EXERCISE DESCRIPTION
Extract all lines containing "JSON".

MATERIAL PROVIDED

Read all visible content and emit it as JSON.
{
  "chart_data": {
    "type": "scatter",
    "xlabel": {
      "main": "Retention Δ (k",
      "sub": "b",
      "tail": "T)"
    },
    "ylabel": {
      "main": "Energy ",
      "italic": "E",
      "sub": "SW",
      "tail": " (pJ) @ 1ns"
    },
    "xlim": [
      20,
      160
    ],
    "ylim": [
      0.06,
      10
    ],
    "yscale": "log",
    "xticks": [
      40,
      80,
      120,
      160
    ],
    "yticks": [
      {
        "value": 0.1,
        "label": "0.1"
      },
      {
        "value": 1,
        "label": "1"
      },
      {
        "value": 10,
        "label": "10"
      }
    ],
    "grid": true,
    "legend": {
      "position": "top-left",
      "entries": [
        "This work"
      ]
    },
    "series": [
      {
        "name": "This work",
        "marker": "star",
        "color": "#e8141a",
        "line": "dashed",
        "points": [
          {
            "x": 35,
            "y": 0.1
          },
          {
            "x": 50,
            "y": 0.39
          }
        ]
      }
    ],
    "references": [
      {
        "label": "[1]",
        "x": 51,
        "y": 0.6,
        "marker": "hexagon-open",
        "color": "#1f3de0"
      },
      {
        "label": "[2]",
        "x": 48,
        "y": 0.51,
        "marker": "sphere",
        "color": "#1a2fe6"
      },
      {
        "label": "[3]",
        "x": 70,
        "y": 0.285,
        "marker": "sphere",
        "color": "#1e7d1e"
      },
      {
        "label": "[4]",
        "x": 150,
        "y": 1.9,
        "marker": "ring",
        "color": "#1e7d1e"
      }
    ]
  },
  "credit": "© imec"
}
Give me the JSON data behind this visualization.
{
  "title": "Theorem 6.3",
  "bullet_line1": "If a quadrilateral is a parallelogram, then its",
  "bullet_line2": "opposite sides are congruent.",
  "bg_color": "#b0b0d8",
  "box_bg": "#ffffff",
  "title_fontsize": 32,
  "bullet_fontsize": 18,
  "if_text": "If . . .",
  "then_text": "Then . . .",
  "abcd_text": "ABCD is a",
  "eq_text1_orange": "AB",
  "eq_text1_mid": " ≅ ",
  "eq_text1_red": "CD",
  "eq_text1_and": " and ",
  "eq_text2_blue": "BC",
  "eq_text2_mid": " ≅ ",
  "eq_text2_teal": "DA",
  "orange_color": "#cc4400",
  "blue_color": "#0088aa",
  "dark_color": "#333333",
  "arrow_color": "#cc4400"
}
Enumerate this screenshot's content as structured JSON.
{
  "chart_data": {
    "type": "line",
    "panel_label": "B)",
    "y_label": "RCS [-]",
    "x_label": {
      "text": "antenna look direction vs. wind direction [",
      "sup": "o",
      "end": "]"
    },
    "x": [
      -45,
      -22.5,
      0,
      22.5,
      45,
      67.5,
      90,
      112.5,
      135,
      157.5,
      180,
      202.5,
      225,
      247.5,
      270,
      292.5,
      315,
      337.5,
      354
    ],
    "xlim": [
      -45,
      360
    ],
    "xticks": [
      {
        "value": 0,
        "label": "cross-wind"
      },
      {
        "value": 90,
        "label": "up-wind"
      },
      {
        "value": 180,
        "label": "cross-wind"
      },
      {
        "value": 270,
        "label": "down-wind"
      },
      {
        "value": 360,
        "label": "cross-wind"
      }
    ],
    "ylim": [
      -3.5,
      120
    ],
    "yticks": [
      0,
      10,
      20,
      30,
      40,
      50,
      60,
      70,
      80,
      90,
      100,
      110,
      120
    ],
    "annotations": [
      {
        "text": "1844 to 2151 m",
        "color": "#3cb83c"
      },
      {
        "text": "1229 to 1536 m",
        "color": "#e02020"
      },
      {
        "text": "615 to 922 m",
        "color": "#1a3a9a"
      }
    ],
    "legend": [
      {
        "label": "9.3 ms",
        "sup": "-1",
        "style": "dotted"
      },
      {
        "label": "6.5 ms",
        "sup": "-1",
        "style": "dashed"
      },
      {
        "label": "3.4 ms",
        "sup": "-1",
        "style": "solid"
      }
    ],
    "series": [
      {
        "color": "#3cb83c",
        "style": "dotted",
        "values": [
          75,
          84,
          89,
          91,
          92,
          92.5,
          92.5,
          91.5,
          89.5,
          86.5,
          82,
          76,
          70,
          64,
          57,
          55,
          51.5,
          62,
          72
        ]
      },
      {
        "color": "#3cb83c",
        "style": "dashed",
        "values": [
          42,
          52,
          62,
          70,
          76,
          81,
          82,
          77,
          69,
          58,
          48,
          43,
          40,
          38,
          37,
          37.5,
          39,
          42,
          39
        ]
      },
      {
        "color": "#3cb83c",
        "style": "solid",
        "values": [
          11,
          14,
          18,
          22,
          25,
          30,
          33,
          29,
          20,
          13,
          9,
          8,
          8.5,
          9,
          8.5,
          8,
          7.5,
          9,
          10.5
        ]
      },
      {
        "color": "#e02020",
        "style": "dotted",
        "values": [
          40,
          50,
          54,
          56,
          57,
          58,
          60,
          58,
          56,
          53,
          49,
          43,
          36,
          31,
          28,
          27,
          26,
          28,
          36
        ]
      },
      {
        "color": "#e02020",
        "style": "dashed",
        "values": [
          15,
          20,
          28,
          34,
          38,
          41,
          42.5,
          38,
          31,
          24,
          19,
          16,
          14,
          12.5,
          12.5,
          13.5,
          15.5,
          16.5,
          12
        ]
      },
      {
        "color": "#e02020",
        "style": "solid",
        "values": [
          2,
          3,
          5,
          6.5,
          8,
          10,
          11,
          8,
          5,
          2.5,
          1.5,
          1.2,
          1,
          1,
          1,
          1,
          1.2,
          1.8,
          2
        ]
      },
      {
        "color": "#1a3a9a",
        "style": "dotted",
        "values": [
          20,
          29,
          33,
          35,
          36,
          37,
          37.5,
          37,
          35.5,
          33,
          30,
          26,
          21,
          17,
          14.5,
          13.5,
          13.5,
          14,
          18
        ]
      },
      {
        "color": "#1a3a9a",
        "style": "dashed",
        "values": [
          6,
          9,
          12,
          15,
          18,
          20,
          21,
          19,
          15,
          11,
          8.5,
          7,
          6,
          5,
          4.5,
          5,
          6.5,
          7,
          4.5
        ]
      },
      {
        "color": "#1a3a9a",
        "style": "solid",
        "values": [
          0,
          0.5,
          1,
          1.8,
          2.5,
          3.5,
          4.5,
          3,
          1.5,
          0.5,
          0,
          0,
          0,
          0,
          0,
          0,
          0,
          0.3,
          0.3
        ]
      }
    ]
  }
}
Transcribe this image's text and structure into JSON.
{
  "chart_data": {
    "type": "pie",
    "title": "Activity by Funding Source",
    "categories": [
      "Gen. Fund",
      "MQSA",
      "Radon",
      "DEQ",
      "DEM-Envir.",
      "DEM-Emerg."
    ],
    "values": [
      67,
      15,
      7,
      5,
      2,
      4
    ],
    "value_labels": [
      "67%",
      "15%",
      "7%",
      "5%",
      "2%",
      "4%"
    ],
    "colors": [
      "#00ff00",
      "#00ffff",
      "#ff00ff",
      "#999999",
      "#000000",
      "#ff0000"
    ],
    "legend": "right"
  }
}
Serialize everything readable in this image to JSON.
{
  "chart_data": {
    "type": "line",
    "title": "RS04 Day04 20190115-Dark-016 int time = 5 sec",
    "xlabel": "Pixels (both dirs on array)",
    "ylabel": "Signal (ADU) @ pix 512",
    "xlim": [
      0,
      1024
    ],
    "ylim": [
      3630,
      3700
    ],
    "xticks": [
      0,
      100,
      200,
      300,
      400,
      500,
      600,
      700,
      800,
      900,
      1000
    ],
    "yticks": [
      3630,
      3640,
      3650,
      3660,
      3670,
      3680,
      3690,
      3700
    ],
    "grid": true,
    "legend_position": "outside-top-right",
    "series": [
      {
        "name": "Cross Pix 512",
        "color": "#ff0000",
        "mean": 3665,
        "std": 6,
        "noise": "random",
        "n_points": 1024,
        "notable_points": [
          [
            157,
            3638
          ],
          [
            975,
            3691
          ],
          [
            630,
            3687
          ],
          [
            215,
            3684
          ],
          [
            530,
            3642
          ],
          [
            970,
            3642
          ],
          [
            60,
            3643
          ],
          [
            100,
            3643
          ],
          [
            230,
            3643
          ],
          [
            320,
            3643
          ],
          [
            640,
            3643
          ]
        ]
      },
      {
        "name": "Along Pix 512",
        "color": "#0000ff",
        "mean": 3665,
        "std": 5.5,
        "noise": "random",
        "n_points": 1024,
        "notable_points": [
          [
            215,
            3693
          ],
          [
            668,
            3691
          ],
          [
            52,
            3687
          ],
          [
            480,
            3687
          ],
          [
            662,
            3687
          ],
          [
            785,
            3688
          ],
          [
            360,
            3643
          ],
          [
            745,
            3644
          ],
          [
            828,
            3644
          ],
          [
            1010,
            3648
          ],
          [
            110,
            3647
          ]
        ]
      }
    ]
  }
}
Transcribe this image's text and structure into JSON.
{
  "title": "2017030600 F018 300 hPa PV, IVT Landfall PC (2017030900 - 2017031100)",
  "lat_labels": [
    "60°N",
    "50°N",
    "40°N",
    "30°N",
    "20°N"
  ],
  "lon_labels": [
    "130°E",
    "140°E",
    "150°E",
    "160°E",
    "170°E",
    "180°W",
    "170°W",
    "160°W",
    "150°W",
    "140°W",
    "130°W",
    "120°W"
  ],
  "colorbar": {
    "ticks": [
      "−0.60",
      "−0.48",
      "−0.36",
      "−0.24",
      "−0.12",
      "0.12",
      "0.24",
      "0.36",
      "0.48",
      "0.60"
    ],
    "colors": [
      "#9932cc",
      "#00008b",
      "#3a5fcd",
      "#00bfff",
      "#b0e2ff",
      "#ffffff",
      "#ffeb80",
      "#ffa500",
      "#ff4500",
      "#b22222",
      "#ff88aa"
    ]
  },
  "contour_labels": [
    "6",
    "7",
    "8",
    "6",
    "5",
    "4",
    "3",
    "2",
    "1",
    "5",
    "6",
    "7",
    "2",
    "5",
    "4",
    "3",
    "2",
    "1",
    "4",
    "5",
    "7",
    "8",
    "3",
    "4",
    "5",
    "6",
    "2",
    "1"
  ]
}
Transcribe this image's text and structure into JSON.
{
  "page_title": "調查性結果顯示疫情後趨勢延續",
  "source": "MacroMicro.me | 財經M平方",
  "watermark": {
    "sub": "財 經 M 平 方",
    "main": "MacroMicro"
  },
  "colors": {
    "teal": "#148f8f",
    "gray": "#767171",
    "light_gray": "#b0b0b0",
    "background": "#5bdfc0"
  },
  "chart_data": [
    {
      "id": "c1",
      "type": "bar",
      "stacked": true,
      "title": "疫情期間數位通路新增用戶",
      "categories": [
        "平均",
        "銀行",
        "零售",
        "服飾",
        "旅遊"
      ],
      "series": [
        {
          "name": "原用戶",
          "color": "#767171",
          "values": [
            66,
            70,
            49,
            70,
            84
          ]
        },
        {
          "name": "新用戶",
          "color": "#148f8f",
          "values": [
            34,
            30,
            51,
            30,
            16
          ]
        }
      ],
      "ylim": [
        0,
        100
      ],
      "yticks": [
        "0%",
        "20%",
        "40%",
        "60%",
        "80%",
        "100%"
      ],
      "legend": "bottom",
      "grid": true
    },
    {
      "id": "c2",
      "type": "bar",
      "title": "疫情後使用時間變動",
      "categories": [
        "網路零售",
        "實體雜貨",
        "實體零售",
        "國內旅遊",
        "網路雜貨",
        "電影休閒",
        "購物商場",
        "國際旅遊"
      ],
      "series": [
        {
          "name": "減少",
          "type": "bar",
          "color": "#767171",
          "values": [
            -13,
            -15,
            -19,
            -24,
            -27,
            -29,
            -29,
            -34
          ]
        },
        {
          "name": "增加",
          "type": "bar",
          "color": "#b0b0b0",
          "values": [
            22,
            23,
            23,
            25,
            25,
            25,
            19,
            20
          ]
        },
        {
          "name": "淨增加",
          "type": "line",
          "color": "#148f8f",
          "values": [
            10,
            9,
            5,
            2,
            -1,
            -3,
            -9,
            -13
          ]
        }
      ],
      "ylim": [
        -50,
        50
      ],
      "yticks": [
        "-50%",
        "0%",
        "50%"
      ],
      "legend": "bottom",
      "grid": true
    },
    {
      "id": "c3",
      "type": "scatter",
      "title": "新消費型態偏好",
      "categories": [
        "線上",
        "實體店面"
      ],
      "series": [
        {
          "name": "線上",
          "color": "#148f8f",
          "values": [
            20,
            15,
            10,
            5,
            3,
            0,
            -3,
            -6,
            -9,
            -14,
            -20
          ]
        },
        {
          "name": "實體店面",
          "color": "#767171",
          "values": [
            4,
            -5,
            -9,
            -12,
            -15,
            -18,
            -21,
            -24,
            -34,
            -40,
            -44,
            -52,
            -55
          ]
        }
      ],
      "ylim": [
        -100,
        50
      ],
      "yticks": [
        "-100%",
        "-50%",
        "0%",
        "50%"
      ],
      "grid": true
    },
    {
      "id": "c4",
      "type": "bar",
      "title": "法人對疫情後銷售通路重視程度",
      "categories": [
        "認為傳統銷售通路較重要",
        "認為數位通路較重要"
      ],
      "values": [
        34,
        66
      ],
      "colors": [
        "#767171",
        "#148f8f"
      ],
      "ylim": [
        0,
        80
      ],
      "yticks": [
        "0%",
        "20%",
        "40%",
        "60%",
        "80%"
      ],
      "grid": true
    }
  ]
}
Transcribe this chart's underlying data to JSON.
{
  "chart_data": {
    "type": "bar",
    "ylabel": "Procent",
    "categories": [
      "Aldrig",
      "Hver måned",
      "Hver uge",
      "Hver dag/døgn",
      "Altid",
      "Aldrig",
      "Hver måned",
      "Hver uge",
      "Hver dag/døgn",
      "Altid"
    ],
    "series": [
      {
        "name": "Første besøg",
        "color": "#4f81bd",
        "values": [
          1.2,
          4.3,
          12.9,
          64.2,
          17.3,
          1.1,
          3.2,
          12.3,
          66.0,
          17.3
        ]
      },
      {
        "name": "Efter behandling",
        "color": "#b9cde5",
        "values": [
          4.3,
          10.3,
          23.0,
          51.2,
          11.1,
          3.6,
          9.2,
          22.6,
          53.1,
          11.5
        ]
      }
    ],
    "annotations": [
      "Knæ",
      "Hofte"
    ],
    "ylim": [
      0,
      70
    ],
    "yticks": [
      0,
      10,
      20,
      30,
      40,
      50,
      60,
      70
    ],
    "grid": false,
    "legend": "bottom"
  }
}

OUTPUT FOR THIS TASK
Read all visible content and emit it as JSON.
Give me the JSON data behind this visualization.
Enumerate this screenshot's content as structured JSON.
Transcribe this image's text and structure into JSON.
Serialize everything readable in this image to JSON.
Transcribe this image's text and structure into JSON.
Transcribe this image's text and structure into JSON.
Transcribe this chart's underlying data to JSON.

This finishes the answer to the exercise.